[Task to complete]:
Search the material for the word "when" and copy each line that holds it.
•••••
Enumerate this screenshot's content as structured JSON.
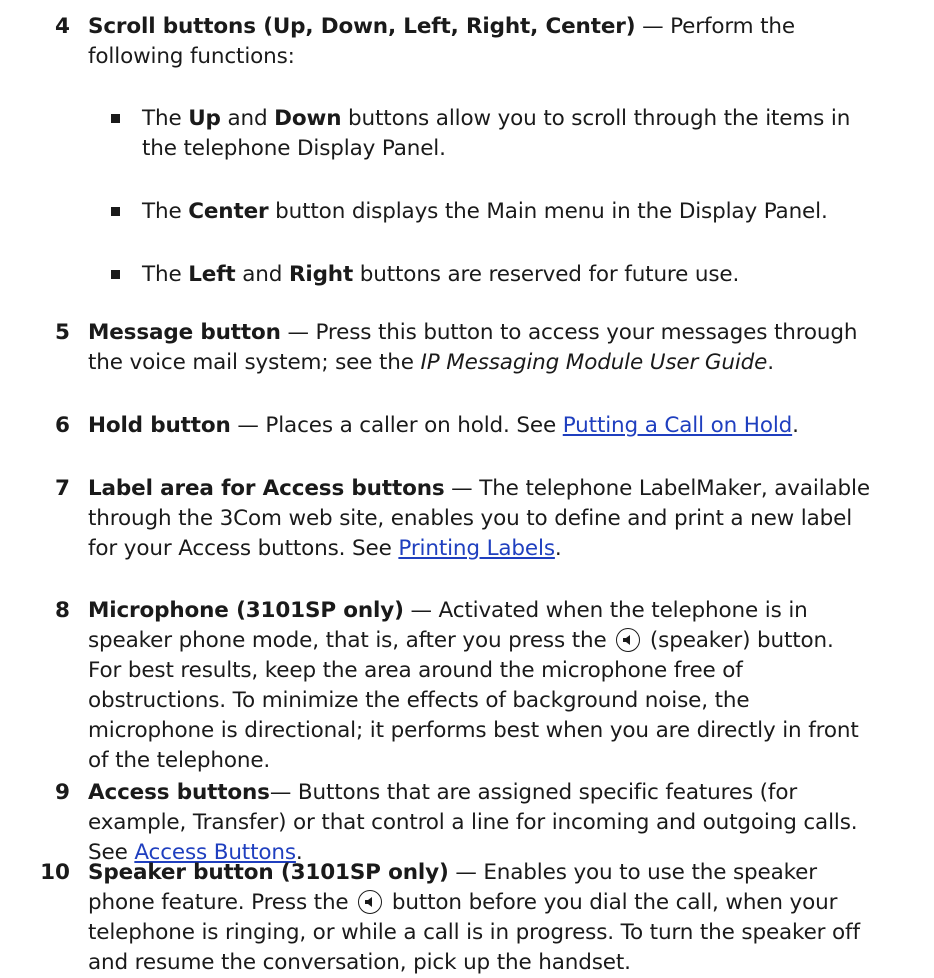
{
  "items": {
    "i4": {
      "num": "4",
      "term": "Scroll buttons (Up, Down, Left, Right, Center)",
      "lead": " — Perform the",
      "cont": "following functions:",
      "bullets": {
        "b1": {
          "pre": "The ",
          "k1": "Up",
          "mid": " and ",
          "k2": "Down",
          "post": " buttons allow you to scroll through the items in",
          "cont": "the telephone Display Panel."
        },
        "b2": {
          "pre": "The ",
          "k1": "Center",
          "post": " button displays the Main menu in the Display Panel."
        },
        "b3": {
          "pre": "The ",
          "k1": "Left",
          "mid": " and ",
          "k2": "Right",
          "post": " buttons are reserved for future use."
        }
      }
    },
    "i5": {
      "num": "5",
      "term": "Message button",
      "l1": " — Press this button to access your messages through",
      "l2pre": "the voice mail system; see the ",
      "l2ital": "IP Messaging Module User Guide",
      "l2post": "."
    },
    "i6": {
      "num": "6",
      "term": "Hold button",
      "l1": " — Places a caller on hold. See ",
      "link": "Putting a Call on Hold",
      "post": "."
    },
    "i7": {
      "num": "7",
      "term": "Label area for Access buttons",
      "l1": " — The telephone LabelMaker, available",
      "l2": "through the 3Com web site, enables you to define and print a new label",
      "l3pre": "for your Access buttons. See ",
      "link": "Printing Labels",
      "post": "."
    },
    "i8": {
      "num": "8",
      "term": "Microphone (3101SP only)",
      "l1": " — Activated when the telephone is in",
      "l2pre": "speaker phone mode, that is, after you press the ",
      "l2post": " (speaker) button.",
      "l3": "For best results, keep the area around the microphone free of",
      "l4": "obstructions. To minimize the effects of background noise, the",
      "l5": "microphone is directional; it performs best when you are directly in front",
      "l6": "of the telephone."
    },
    "i9": {
      "num": "9",
      "term": "Access buttons",
      "l1": "— Buttons that are assigned specific features (for",
      "l2": "example, Transfer) or that control a line for incoming and outgoing calls.",
      "l3pre": "See ",
      "link": "Access Buttons",
      "post": "."
    },
    "i10": {
      "num": "10",
      "term": "Speaker button (3101SP only)",
      "l1": " — Enables you to use the speaker",
      "l2pre": "phone feature. Press the ",
      "l2post": " button before you dial the call, when your",
      "l3": "telephone is ringing, or while a call is in progress. To turn the speaker off",
      "l4": "and resume the conversation, pick up the handset."
    }
  },
  "icons": {
    "speaker": "speaker-icon"
  },
  "colors": {
    "text": "#1a1a1a",
    "link": "#1f3fbf"
  }
}
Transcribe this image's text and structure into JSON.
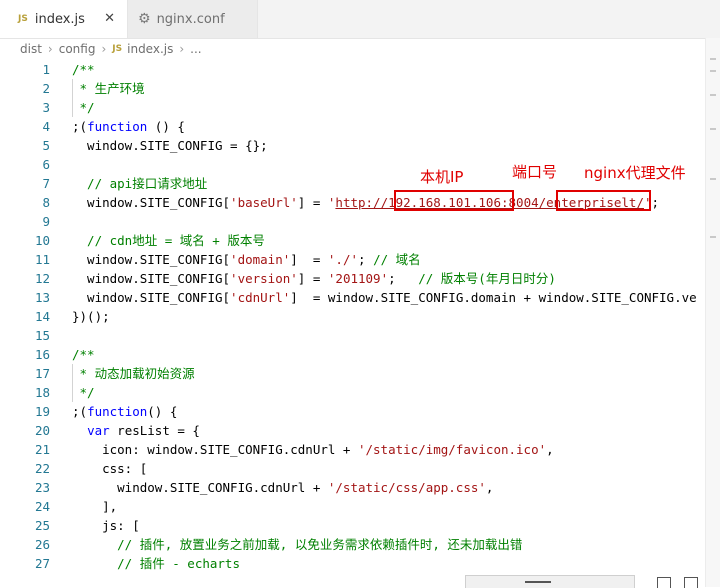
{
  "tabs": [
    {
      "label": "index.js",
      "badge": "JS",
      "close": "✕"
    },
    {
      "label": "nginx.conf"
    }
  ],
  "breadcrumb": {
    "items": [
      "dist",
      "config"
    ],
    "file_badge": "JS",
    "file": "index.js",
    "more": "..."
  },
  "editor": {
    "line_numbers": [
      "1",
      "2",
      "3",
      "4",
      "5",
      "6",
      "7",
      "8",
      "9",
      "10",
      "11",
      "12",
      "13",
      "14",
      "15",
      "16",
      "17",
      "18",
      "19",
      "20",
      "21",
      "22",
      "23",
      "24",
      "25",
      "26",
      "27"
    ],
    "lines": [
      [
        {
          "t": "/**",
          "c": "c"
        }
      ],
      [
        {
          "t": " * 生产环境",
          "c": "c"
        }
      ],
      [
        {
          "t": " */",
          "c": "c"
        }
      ],
      [
        {
          "t": ";(",
          "c": ""
        },
        {
          "t": "function",
          "c": "k"
        },
        {
          "t": " () {",
          "c": ""
        }
      ],
      [
        {
          "t": "  window.SITE_CONFIG = {};",
          "c": ""
        }
      ],
      [],
      [
        {
          "t": "  // api接口请求地址",
          "c": "c"
        }
      ],
      [
        {
          "t": "  window.SITE_CONFIG[",
          "c": ""
        },
        {
          "t": "'baseUrl'",
          "c": "s"
        },
        {
          "t": "] = ",
          "c": ""
        },
        {
          "t": "'",
          "c": "s"
        },
        {
          "t": "http://192.168.101.106:8004/enterpriselt/",
          "c": "s u"
        },
        {
          "t": "'",
          "c": "s"
        },
        {
          "t": ";",
          "c": ""
        }
      ],
      [],
      [
        {
          "t": "  // cdn地址 = 域名 + 版本号",
          "c": "c"
        }
      ],
      [
        {
          "t": "  window.SITE_CONFIG[",
          "c": ""
        },
        {
          "t": "'domain'",
          "c": "s"
        },
        {
          "t": "]  = ",
          "c": ""
        },
        {
          "t": "'./'",
          "c": "s"
        },
        {
          "t": "; ",
          "c": ""
        },
        {
          "t": "// 域名",
          "c": "c"
        }
      ],
      [
        {
          "t": "  window.SITE_CONFIG[",
          "c": ""
        },
        {
          "t": "'version'",
          "c": "s"
        },
        {
          "t": "] = ",
          "c": ""
        },
        {
          "t": "'201109'",
          "c": "s"
        },
        {
          "t": ";   ",
          "c": ""
        },
        {
          "t": "// 版本号(年月日时分)",
          "c": "c"
        }
      ],
      [
        {
          "t": "  window.SITE_CONFIG[",
          "c": ""
        },
        {
          "t": "'cdnUrl'",
          "c": "s"
        },
        {
          "t": "]  = window.SITE_CONFIG.domain + window.SITE_CONFIG.ve",
          "c": ""
        }
      ],
      [
        {
          "t": "})();",
          "c": ""
        }
      ],
      [],
      [
        {
          "t": "/**",
          "c": "c"
        }
      ],
      [
        {
          "t": " * 动态加载初始资源",
          "c": "c"
        }
      ],
      [
        {
          "t": " */",
          "c": "c"
        }
      ],
      [
        {
          "t": ";(",
          "c": ""
        },
        {
          "t": "function",
          "c": "k"
        },
        {
          "t": "() {",
          "c": ""
        }
      ],
      [
        {
          "t": "  ",
          "c": ""
        },
        {
          "t": "var",
          "c": "k"
        },
        {
          "t": " resList = {",
          "c": ""
        }
      ],
      [
        {
          "t": "    icon: window.SITE_CONFIG.cdnUrl + ",
          "c": ""
        },
        {
          "t": "'/static/img/favicon.ico'",
          "c": "s"
        },
        {
          "t": ",",
          "c": ""
        }
      ],
      [
        {
          "t": "    css: [",
          "c": ""
        }
      ],
      [
        {
          "t": "      window.SITE_CONFIG.cdnUrl + ",
          "c": ""
        },
        {
          "t": "'/static/css/app.css'",
          "c": "s"
        },
        {
          "t": ",",
          "c": ""
        }
      ],
      [
        {
          "t": "    ],",
          "c": ""
        }
      ],
      [
        {
          "t": "    js: [",
          "c": ""
        }
      ],
      [
        {
          "t": "      // 插件, 放置业务之前加载, 以免业务需求依赖插件时, 还未加载出错",
          "c": "c"
        }
      ],
      [
        {
          "t": "      // 插件 - echarts",
          "c": "c"
        }
      ]
    ]
  },
  "annotations": {
    "local_ip": "本机IP",
    "port": "端口号",
    "nginx_proxy": "nginx代理文件"
  },
  "colors": {
    "comment": "#008000",
    "keyword": "#0000ff",
    "string": "#a31515",
    "annotation": "#e00000",
    "line_number": "#237893"
  }
}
•••••
[Task answer]:
      "l1": " — Activated when the telephone is in",
      "l5": "microphone is directional; it performs best when you are directly in front",
      "l2post": " button before you dial the call, when your",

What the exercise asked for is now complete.